PROBLEM STATEMENT: Pull out every line of the listing below where "relative" appears.

EXTRACTED MATERIAL:

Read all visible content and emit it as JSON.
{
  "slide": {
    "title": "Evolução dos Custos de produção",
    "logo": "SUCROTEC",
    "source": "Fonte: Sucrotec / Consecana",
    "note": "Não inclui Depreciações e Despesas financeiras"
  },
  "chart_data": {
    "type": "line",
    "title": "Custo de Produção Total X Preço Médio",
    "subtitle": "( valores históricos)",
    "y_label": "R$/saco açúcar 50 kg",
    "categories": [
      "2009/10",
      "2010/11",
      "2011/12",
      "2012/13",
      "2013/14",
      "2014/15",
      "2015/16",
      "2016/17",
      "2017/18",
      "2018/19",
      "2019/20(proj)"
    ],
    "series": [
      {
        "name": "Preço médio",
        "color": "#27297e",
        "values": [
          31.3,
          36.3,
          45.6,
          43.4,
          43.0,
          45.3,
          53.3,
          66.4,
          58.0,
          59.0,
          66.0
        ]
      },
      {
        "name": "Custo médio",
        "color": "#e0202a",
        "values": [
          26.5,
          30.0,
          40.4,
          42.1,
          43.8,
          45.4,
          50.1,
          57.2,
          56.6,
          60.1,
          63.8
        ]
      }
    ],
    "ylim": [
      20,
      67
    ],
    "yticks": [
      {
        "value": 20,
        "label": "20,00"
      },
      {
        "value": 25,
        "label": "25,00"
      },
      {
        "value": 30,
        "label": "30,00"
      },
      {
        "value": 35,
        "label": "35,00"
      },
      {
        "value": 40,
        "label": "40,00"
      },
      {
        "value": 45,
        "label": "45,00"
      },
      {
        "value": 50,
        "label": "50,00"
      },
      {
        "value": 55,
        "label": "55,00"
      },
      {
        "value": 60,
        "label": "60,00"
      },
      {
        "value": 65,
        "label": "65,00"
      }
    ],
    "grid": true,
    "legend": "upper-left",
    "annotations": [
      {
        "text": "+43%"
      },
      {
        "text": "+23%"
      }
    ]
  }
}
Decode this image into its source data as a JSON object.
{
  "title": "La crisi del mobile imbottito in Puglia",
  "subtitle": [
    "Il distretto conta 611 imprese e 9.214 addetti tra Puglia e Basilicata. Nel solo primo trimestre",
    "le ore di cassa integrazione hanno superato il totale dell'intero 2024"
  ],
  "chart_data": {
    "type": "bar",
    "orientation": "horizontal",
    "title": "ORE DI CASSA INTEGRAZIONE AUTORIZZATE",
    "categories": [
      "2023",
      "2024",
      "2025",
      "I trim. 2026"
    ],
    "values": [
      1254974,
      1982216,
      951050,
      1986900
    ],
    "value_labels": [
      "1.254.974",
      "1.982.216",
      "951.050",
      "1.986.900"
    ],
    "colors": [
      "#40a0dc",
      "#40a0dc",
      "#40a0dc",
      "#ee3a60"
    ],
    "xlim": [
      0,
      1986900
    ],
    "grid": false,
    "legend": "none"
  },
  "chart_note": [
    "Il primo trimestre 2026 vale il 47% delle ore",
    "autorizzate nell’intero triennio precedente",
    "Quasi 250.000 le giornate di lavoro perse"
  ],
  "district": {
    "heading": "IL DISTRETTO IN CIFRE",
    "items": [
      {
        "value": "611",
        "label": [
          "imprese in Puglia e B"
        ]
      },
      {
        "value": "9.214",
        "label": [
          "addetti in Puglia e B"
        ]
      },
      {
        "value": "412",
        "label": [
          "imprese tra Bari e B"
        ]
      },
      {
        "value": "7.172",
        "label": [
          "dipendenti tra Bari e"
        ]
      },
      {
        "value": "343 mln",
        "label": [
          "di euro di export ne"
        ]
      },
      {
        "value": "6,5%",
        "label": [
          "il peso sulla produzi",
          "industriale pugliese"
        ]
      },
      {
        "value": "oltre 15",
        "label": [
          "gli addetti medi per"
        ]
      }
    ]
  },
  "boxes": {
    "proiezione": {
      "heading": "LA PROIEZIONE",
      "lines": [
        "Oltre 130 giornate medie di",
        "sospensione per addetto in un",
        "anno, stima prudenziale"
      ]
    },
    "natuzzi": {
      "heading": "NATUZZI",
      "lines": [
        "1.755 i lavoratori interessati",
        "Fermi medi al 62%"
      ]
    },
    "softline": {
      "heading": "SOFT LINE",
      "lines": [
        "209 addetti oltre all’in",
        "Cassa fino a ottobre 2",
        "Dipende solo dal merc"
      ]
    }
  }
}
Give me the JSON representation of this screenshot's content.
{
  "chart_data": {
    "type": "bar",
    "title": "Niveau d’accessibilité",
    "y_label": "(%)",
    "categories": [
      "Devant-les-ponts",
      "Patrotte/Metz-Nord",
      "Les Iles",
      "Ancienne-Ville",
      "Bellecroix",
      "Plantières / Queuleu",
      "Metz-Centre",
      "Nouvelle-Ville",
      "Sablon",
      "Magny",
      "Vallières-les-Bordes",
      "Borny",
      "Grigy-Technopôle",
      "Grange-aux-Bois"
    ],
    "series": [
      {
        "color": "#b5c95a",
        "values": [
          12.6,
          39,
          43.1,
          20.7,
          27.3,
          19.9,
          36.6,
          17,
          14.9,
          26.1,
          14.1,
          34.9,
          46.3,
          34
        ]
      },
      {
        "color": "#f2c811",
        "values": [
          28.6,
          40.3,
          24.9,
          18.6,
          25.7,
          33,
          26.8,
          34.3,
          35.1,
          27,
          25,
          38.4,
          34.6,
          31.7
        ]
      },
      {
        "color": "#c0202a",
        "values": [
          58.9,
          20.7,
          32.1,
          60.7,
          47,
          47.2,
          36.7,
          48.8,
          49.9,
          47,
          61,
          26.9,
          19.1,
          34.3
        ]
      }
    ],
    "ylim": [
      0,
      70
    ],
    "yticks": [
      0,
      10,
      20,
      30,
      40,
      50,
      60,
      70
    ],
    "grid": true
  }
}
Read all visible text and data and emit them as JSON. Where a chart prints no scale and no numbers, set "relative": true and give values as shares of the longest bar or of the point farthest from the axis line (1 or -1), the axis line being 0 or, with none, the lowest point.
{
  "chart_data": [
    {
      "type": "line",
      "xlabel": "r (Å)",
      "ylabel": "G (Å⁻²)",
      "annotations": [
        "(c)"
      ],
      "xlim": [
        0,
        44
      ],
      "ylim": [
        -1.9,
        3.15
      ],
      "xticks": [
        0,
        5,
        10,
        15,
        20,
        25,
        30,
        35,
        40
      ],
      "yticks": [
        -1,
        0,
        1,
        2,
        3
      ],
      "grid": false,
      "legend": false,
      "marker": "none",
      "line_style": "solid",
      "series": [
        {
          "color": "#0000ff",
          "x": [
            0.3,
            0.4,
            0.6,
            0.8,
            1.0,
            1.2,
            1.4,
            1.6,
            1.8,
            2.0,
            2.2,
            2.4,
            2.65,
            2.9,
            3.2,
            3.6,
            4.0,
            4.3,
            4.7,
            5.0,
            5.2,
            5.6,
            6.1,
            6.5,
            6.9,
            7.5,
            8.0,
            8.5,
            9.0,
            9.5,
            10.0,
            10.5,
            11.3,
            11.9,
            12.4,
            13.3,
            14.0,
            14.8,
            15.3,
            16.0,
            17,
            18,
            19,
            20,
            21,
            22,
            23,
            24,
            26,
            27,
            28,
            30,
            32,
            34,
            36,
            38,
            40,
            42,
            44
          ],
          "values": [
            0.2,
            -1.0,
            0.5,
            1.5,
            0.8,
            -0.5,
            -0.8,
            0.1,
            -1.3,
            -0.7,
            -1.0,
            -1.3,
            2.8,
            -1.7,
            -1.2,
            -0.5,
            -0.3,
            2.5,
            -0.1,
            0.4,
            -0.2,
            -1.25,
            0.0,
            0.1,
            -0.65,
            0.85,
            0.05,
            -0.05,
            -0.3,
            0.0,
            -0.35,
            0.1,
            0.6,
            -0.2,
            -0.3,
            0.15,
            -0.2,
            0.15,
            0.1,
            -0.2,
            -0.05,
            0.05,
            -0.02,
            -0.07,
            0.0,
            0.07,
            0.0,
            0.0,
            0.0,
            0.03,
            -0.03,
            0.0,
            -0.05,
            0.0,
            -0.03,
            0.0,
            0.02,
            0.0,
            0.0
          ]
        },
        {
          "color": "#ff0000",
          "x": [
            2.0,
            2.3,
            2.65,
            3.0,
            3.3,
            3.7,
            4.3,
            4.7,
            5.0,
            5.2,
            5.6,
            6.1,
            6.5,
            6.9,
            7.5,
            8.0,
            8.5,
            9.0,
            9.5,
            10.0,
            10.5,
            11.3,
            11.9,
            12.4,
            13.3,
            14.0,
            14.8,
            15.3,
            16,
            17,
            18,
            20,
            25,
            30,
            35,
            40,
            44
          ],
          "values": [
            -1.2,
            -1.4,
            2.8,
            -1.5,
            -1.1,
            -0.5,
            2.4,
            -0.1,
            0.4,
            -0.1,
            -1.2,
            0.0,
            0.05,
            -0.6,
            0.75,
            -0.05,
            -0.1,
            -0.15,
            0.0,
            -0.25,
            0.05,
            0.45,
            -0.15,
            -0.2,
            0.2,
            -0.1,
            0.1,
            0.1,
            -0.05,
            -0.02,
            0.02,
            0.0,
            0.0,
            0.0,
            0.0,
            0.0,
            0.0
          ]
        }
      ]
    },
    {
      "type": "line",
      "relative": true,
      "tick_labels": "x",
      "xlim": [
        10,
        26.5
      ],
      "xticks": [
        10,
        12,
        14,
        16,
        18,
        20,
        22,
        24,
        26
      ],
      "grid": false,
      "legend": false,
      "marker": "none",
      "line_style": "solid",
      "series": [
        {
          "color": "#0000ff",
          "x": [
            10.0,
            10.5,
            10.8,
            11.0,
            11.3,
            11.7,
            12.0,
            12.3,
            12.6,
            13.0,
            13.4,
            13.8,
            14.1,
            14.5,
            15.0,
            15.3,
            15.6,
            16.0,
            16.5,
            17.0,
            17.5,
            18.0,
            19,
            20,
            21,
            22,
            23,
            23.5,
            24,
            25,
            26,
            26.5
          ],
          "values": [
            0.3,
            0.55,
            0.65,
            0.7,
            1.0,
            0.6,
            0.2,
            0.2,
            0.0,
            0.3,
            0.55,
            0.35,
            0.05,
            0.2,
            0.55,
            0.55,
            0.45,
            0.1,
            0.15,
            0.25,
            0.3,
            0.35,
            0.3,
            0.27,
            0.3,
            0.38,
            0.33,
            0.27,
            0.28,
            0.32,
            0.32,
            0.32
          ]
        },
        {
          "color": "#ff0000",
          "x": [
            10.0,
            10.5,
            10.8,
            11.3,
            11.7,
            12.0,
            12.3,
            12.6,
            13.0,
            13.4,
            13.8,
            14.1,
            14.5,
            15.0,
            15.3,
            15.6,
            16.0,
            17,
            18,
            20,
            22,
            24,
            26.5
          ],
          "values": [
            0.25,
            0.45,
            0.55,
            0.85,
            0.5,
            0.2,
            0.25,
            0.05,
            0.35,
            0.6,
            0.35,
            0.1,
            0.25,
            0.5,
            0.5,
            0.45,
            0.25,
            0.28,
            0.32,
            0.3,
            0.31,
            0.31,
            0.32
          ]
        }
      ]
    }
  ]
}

ANSWER BELOW:
Read all visible text and data and emit them as JSON. Where a chart prints no scale and no numbers, set "relative": true and give values as shares of the longest bar or of the point farthest from the axis line (1 or -1), the axis line being 0 or, with none, the lowest point.
      "relative": true,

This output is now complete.